> [The request]:
Print each of the entries exactly, leaving nothing out.

## START Provided data

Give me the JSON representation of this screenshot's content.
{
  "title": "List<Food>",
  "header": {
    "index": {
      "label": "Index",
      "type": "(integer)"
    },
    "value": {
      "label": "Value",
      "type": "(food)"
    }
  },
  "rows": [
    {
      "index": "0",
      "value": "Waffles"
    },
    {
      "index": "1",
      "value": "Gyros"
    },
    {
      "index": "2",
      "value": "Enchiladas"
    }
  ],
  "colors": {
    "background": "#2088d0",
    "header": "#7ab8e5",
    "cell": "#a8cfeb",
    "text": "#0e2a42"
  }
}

## END Provided data

> [Output for this exercise]:
Give me the JSON representation of this screenshot's content.
{
  "title": "List<Food>",
  "header": {
    "index": {
      "label": "Index",
      "type": "(integer)"
    },
    "value": {
      "label": "Value",
      "type": "(food)"
    }
  },
  "rows": [
    {
      "index": "0",
      "value": "Waffles"
    },
    {
      "index": "1",
      "value": "Gyros"
    },
    {
      "index": "2",
      "value": "Enchiladas"
    }
  ],
  "colors": {
    "background": "#2088d0",
    "header": "#7ab8e5",
    "cell": "#a8cfeb",
    "text": "#0e2a42"
  }
}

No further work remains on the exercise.